(Entries taken from a collection)
━━━━━━━━━━━━━━━━━━━━━━━━━━━━━━
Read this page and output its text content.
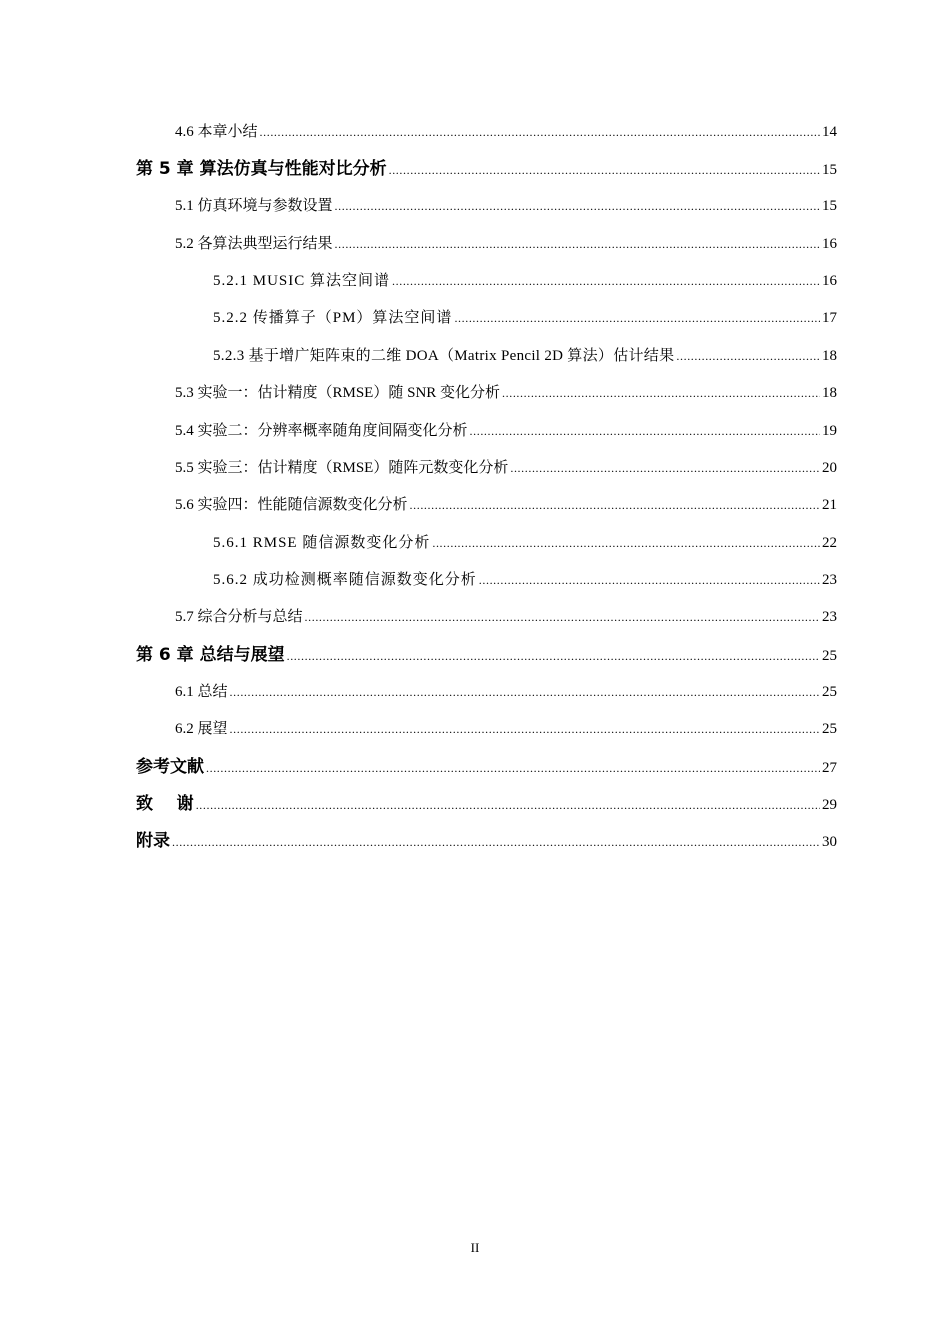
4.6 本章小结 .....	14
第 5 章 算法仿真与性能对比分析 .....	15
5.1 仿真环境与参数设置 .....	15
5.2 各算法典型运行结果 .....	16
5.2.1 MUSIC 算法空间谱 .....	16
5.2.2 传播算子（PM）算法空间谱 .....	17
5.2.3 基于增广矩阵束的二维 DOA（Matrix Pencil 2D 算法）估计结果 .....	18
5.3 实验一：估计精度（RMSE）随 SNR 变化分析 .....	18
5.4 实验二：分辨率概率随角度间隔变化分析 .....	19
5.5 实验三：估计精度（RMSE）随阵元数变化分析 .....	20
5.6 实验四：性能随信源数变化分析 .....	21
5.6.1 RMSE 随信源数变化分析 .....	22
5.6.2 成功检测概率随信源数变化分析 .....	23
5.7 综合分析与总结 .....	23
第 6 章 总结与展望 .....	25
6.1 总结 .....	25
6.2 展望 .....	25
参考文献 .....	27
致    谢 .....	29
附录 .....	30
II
━━━━━━━━━━━━━━━━━━━━━━━━━━━━━━
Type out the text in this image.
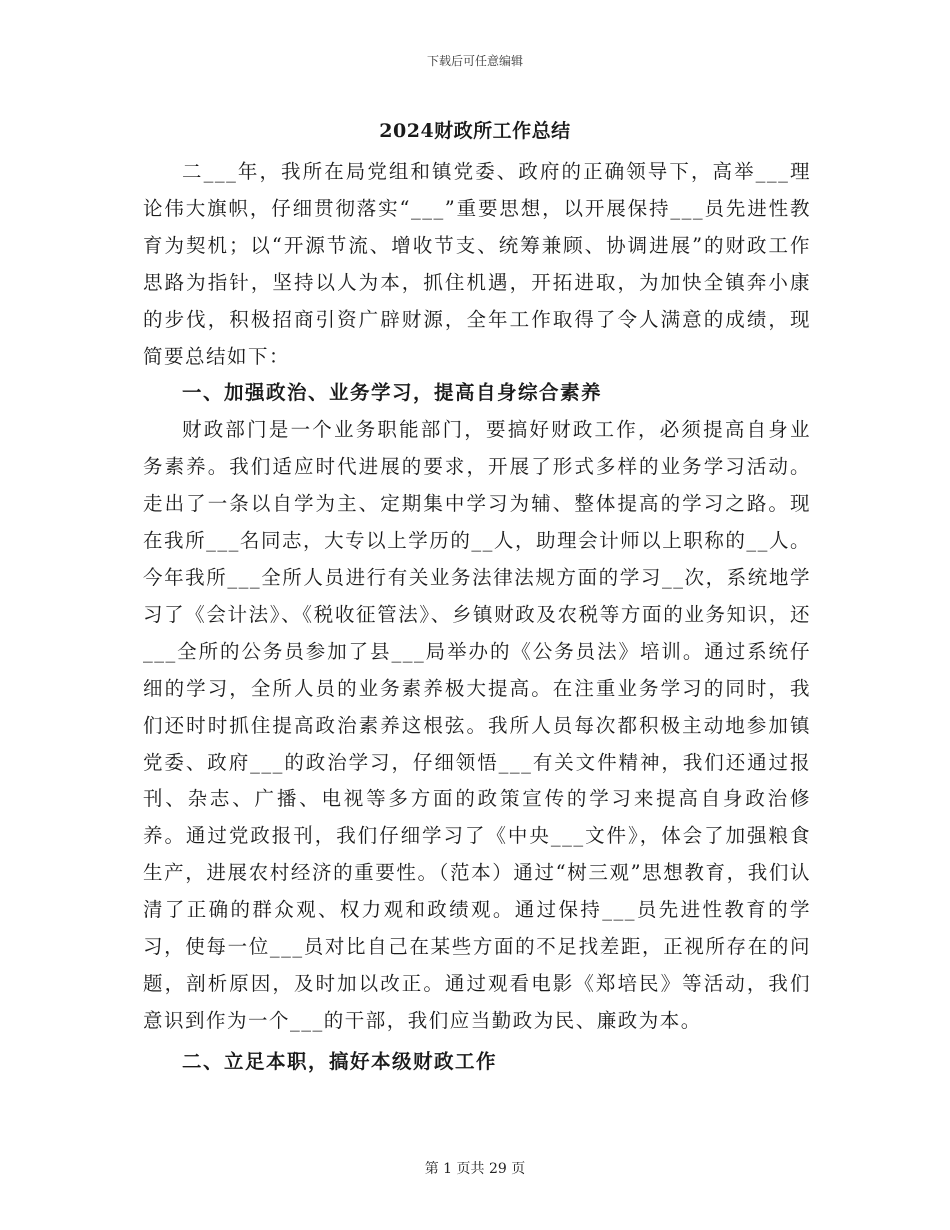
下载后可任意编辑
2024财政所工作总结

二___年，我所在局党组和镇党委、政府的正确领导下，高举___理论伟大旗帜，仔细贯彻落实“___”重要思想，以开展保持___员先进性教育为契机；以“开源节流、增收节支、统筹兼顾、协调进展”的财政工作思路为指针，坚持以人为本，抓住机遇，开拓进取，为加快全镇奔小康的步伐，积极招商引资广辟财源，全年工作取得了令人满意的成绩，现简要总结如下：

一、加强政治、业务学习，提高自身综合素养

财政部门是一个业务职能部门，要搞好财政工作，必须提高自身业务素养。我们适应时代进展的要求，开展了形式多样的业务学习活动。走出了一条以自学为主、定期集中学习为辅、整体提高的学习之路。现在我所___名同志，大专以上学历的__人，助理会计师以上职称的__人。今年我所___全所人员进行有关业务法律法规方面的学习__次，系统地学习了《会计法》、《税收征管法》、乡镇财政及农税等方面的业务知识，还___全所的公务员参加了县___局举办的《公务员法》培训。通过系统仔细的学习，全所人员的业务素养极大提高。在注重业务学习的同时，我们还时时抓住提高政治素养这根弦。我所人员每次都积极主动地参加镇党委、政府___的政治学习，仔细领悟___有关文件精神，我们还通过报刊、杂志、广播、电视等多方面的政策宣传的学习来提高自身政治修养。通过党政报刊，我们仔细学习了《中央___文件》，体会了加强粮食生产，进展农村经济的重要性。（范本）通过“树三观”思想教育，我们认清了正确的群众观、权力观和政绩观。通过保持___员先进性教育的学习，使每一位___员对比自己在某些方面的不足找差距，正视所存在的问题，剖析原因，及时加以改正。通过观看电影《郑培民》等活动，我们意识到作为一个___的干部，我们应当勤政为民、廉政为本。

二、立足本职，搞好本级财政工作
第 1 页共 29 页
━━━━━━━━━━━━━━━━━━━━━━━━━━━━━━
_The problem_: Which lines in the listing above hold the word "RMSE"? Show each of them.

_Response to this exercise_:
5.3 实验一：估计精度（RMSE）随 SNR 变化分析 .....	18
5.5 实验三：估计精度（RMSE）随阵元数变化分析 .....	20
5.6.1 RMSE 随信源数变化分析 .....	22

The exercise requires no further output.